(Layout dataset entries)

— start —

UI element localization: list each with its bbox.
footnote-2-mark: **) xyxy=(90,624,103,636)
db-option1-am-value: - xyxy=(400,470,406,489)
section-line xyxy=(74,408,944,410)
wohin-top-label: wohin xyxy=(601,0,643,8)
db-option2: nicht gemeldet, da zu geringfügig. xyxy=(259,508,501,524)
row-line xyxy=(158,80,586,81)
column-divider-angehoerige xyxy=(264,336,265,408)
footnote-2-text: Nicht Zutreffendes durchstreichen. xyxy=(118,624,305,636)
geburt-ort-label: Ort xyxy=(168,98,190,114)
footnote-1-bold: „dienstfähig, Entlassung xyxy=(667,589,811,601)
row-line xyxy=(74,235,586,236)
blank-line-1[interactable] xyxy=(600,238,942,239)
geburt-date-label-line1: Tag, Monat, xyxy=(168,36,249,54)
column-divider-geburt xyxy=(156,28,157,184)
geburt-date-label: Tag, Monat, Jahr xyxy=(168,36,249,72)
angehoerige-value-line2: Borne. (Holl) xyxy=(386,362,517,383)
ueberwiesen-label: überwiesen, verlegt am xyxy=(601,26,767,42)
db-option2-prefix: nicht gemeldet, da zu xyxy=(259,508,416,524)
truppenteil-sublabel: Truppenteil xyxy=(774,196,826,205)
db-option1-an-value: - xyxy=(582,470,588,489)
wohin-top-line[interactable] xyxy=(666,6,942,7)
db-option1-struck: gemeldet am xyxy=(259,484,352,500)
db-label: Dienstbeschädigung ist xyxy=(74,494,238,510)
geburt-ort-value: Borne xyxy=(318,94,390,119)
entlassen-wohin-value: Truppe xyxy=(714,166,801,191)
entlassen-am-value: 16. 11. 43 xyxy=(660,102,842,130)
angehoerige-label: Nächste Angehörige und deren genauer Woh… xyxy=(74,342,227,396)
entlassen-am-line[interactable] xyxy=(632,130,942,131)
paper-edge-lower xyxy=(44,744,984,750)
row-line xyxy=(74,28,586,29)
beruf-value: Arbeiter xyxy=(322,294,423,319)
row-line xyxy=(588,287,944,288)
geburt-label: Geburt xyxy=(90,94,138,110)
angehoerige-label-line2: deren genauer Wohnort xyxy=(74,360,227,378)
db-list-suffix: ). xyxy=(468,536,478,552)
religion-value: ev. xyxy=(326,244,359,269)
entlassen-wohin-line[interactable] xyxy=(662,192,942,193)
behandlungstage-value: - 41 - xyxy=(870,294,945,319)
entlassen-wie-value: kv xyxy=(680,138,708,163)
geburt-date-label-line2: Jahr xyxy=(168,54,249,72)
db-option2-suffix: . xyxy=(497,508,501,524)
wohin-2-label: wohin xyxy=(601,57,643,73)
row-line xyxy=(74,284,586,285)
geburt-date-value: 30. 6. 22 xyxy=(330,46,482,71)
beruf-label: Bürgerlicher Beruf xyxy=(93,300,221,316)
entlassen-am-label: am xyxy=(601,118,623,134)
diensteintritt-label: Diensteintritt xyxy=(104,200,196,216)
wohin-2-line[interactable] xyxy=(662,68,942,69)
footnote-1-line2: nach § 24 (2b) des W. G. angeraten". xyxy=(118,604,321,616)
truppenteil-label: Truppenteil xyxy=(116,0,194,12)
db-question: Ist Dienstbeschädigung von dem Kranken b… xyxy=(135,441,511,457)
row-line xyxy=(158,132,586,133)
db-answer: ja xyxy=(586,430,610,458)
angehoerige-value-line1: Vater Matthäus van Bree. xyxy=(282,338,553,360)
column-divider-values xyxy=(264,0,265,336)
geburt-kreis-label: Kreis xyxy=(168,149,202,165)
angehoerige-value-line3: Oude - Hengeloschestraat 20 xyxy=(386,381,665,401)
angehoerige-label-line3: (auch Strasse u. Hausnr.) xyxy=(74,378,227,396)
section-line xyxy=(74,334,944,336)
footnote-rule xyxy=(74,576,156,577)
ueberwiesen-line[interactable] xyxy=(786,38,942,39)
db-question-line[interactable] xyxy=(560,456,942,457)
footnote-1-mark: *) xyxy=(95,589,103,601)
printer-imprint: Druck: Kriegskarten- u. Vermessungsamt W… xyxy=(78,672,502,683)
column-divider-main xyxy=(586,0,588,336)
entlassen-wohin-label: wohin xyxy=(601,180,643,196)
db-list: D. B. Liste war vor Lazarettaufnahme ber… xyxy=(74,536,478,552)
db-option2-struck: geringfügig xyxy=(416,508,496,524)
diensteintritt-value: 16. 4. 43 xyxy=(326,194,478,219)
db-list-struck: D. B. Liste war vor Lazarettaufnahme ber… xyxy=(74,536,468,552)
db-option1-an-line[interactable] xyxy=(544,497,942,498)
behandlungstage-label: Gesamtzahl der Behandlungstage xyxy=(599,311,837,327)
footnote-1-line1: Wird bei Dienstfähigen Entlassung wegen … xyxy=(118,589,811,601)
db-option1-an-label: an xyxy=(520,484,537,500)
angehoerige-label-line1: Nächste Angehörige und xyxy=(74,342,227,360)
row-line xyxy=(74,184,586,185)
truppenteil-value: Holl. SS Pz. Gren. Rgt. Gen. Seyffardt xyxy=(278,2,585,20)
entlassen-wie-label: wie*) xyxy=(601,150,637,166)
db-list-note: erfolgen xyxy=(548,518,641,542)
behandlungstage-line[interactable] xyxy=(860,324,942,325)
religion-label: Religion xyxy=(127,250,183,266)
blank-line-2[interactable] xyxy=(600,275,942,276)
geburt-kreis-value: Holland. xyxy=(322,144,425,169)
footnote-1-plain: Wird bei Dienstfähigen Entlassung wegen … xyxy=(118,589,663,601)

— end —

# [Request]
Copy every line of the listing above word for word, without changing anything.

# [Output of the exercise]
UI element localization: list each with its bbox.
footnote-2-mark: **) xyxy=(90,624,103,636)
db-option1-am-value: - xyxy=(400,470,406,489)
section-line xyxy=(74,408,944,410)
wohin-top-label: wohin xyxy=(601,0,643,8)
db-option2: nicht gemeldet, da zu geringfügig. xyxy=(259,508,501,524)
row-line xyxy=(158,80,586,81)
column-divider-angehoerige xyxy=(264,336,265,408)
footnote-2-text: Nicht Zutreffendes durchstreichen. xyxy=(118,624,305,636)
geburt-ort-label: Ort xyxy=(168,98,190,114)
footnote-1-bold: „dienstfähig, Entlassung xyxy=(667,589,811,601)
row-line xyxy=(74,235,586,236)
blank-line-1[interactable] xyxy=(600,238,942,239)
geburt-date-label-line1: Tag, Monat, xyxy=(168,36,249,54)
column-divider-geburt xyxy=(156,28,157,184)
geburt-date-label: Tag, Monat, Jahr xyxy=(168,36,249,72)
angehoerige-value-line2: Borne. (Holl) xyxy=(386,362,517,383)
ueberwiesen-label: überwiesen, verlegt am xyxy=(601,26,767,42)
db-option2-prefix: nicht gemeldet, da zu xyxy=(259,508,416,524)
truppenteil-sublabel: Truppenteil xyxy=(774,196,826,205)
db-option1-an-value: - xyxy=(582,470,588,489)
wohin-top-line[interactable] xyxy=(666,6,942,7)
db-option1-struck: gemeldet am xyxy=(259,484,352,500)
db-label: Dienstbeschädigung ist xyxy=(74,494,238,510)
geburt-ort-value: Borne xyxy=(318,94,390,119)
entlassen-wohin-value: Truppe xyxy=(714,166,801,191)
entlassen-am-value: 16. 11. 43 xyxy=(660,102,842,130)
angehoerige-label: Nächste Angehörige und deren genauer Woh… xyxy=(74,342,227,396)
entlassen-am-line[interactable] xyxy=(632,130,942,131)
paper-edge-lower xyxy=(44,744,984,750)
row-line xyxy=(74,28,586,29)
beruf-value: Arbeiter xyxy=(322,294,423,319)
row-line xyxy=(588,287,944,288)
geburt-label: Geburt xyxy=(90,94,138,110)
angehoerige-label-line2: deren genauer Wohnort xyxy=(74,360,227,378)
db-list-suffix: ). xyxy=(468,536,478,552)
religion-value: ev. xyxy=(326,244,359,269)
entlassen-wohin-line[interactable] xyxy=(662,192,942,193)
behandlungstage-value: - 41 - xyxy=(870,294,945,319)
entlassen-wie-value: kv xyxy=(680,138,708,163)
geburt-date-label-line2: Jahr xyxy=(168,54,249,72)
db-option2-suffix: . xyxy=(497,508,501,524)
wohin-2-label: wohin xyxy=(601,57,643,73)
row-line xyxy=(74,284,586,285)
geburt-date-value: 30. 6. 22 xyxy=(330,46,482,71)
beruf-label: Bürgerlicher Beruf xyxy=(93,300,221,316)
entlassen-am-label: am xyxy=(601,118,623,134)
diensteintritt-label: Diensteintritt xyxy=(104,200,196,216)
wohin-2-line[interactable] xyxy=(662,68,942,69)
footnote-1-line2: nach § 24 (2b) des W. G. angeraten". xyxy=(118,604,321,616)
truppenteil-label: Truppenteil xyxy=(116,0,194,12)
db-question: Ist Dienstbeschädigung von dem Kranken b… xyxy=(135,441,511,457)
row-line xyxy=(158,132,586,133)
db-answer: ja xyxy=(586,430,610,458)
angehoerige-value-line1: Vater Matthäus van Bree. xyxy=(282,338,553,360)
column-divider-values xyxy=(264,0,265,336)
geburt-kreis-label: Kreis xyxy=(168,149,202,165)
angehoerige-value-line3: Oude - Hengeloschestraat 20 xyxy=(386,381,665,401)
angehoerige-label-line3: (auch Strasse u. Hausnr.) xyxy=(74,378,227,396)
section-line xyxy=(74,334,944,336)
footnote-rule xyxy=(74,576,156,577)
ueberwiesen-line[interactable] xyxy=(786,38,942,39)
db-question-line[interactable] xyxy=(560,456,942,457)
footnote-1-mark: *) xyxy=(95,589,103,601)
printer-imprint: Druck: Kriegskarten- u. Vermessungsamt W… xyxy=(78,672,502,683)
column-divider-main xyxy=(586,0,588,336)
entlassen-wohin-label: wohin xyxy=(601,180,643,196)
db-list: D. B. Liste war vor Lazarettaufnahme ber… xyxy=(74,536,478,552)
db-option2-struck: geringfügig xyxy=(416,508,496,524)
diensteintritt-value: 16. 4. 43 xyxy=(326,194,478,219)
db-list-struck: D. B. Liste war vor Lazarettaufnahme ber… xyxy=(74,536,468,552)
db-option1-an-line[interactable] xyxy=(544,497,942,498)
behandlungstage-label: Gesamtzahl der Behandlungstage xyxy=(599,311,837,327)
footnote-1-line1: Wird bei Dienstfähigen Entlassung wegen … xyxy=(118,589,811,601)
db-option1-an-label: an xyxy=(520,484,537,500)
angehoerige-label-line1: Nächste Angehörige und xyxy=(74,342,227,360)
row-line xyxy=(74,184,586,185)
truppenteil-value: Holl. SS Pz. Gren. Rgt. Gen. Seyffardt xyxy=(278,2,585,20)
entlassen-wie-label: wie*) xyxy=(601,150,637,166)
db-list-note: erfolgen xyxy=(548,518,641,542)
behandlungstage-line[interactable] xyxy=(860,324,942,325)
religion-label: Religion xyxy=(127,250,183,266)
blank-line-2[interactable] xyxy=(600,275,942,276)
geburt-kreis-value: Holland. xyxy=(322,144,425,169)
footnote-1-plain: Wird bei Dienstfähigen Entlassung wegen … xyxy=(118,589,663,601)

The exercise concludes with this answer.